• Material provided
========

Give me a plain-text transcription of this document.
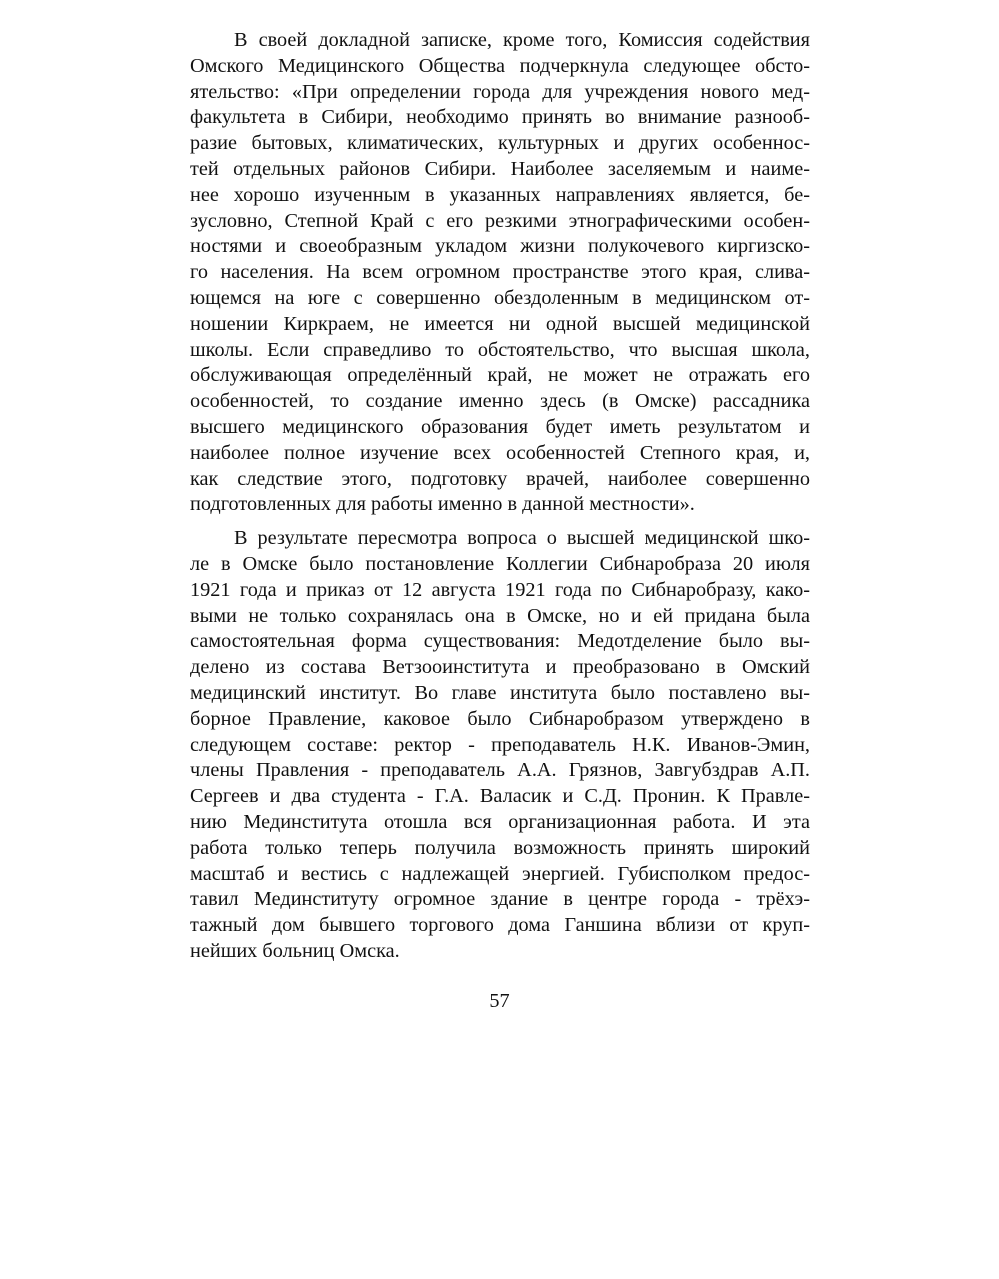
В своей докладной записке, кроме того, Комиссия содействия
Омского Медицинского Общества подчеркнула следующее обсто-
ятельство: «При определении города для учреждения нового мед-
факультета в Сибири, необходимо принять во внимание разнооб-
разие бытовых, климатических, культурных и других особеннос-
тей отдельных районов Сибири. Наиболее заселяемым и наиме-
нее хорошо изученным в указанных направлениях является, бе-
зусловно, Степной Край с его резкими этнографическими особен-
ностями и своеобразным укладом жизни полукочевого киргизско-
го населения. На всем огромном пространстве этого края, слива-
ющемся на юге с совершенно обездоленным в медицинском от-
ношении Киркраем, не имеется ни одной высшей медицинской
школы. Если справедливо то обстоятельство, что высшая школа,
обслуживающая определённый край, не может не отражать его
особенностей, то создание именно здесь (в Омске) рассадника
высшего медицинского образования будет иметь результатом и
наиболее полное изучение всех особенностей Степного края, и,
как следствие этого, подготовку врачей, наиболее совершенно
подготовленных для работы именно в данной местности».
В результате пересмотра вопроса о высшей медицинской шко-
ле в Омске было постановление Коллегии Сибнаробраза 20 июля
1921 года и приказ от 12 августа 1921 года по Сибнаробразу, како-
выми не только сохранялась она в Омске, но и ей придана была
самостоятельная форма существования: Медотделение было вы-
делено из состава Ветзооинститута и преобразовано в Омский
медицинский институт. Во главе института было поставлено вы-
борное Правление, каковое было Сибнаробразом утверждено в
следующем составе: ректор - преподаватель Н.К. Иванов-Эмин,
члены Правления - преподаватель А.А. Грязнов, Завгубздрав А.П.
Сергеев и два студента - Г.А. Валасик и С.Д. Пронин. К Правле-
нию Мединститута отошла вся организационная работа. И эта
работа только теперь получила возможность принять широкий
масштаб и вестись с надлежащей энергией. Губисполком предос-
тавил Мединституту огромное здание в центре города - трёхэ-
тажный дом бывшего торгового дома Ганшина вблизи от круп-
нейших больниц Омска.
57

========

• Requirement
Filter the entries down to the lines with the word "было" in them.

• Completed task
ле в Омске было постановление Коллегии Сибнаробраза 20 июля
самостоятельная форма существования: Медотделение было вы-
медицинский институт. Во главе института было поставлено вы-
борное Правление, каковое было Сибнаробразом утверждено в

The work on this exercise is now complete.